* _WHAT YOU SHOULD DO_:
Copy the rows from the start through the line containing "exercise-details: Sets: 1 Reps: 5 Intensity: 3", both ends included, swapping every "Foam Roll" for "Foam Roller" and changing nothing else.

* _DATA ENTRIES_:
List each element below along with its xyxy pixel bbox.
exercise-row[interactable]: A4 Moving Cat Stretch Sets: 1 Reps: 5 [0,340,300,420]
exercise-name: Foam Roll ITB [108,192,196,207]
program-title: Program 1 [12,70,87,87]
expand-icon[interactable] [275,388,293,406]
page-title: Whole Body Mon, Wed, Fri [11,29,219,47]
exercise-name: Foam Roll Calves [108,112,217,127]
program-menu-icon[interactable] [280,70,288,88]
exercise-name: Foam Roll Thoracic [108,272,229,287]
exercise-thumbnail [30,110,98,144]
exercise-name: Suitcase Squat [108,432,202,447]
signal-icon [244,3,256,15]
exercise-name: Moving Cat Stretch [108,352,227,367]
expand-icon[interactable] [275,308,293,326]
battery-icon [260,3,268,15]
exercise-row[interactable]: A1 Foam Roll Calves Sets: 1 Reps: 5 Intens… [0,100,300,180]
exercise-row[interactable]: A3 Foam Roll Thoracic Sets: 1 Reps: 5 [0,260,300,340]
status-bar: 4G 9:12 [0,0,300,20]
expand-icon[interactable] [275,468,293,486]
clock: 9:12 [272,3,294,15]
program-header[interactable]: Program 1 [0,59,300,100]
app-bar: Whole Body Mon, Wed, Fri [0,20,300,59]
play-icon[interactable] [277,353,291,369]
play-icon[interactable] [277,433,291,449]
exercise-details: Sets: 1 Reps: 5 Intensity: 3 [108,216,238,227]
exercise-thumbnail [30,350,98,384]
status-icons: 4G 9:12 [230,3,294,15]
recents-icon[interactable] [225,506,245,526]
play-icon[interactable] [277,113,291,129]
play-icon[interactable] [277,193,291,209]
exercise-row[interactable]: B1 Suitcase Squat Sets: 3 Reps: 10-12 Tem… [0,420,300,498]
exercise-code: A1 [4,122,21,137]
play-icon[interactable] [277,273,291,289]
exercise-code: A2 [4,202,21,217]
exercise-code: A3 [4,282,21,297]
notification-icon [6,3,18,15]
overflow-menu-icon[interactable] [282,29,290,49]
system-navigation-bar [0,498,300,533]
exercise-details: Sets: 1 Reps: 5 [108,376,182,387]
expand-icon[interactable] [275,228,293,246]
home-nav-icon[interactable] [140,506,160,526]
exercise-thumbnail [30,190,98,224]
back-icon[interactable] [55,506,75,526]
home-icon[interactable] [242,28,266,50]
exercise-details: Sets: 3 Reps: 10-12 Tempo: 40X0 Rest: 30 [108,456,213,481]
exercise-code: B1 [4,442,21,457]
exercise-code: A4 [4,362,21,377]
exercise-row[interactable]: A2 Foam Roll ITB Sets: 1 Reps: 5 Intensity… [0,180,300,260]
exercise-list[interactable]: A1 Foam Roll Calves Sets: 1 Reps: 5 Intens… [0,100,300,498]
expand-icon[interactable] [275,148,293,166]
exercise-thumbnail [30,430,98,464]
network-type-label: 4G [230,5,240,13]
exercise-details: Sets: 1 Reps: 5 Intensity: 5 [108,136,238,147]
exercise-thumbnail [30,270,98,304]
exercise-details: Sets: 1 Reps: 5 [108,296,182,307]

* _SOLUTION FOR THIS TASK_:
List each element below along with its xyxy pixel bbox.
exercise-row[interactable]: A4 Moving Cat Stretch Sets: 1 Reps: 5 [0,340,300,420]
exercise-name: Foam Roller ITB [108,192,196,207]
program-title: Program 1 [12,70,87,87]
expand-icon[interactable] [275,388,293,406]
page-title: Whole Body Mon, Wed, Fri [11,29,219,47]
exercise-name: Foam Roller Calves [108,112,217,127]
program-menu-icon[interactable] [280,70,288,88]
exercise-name: Foam Roller Thoracic [108,272,229,287]
exercise-thumbnail [30,110,98,144]
exercise-name: Suitcase Squat [108,432,202,447]
signal-icon [244,3,256,15]
exercise-name: Moving Cat Stretch [108,352,227,367]
expand-icon[interactable] [275,308,293,326]
battery-icon [260,3,268,15]
exercise-row[interactable]: A1 Foam Roller Calves Sets: 1 Reps: 5 Intens… [0,100,300,180]
exercise-row[interactable]: A3 Foam Roller Thoracic Sets: 1 Reps: 5 [0,260,300,340]
status-bar: 4G 9:12 [0,0,300,20]
expand-icon[interactable] [275,468,293,486]
clock: 9:12 [272,3,294,15]
program-header[interactable]: Program 1 [0,59,300,100]
app-bar: Whole Body Mon, Wed, Fri [0,20,300,59]
play-icon[interactable] [277,353,291,369]
play-icon[interactable] [277,433,291,449]
exercise-details: Sets: 1 Reps: 5 Intensity: 3 [108,216,238,227]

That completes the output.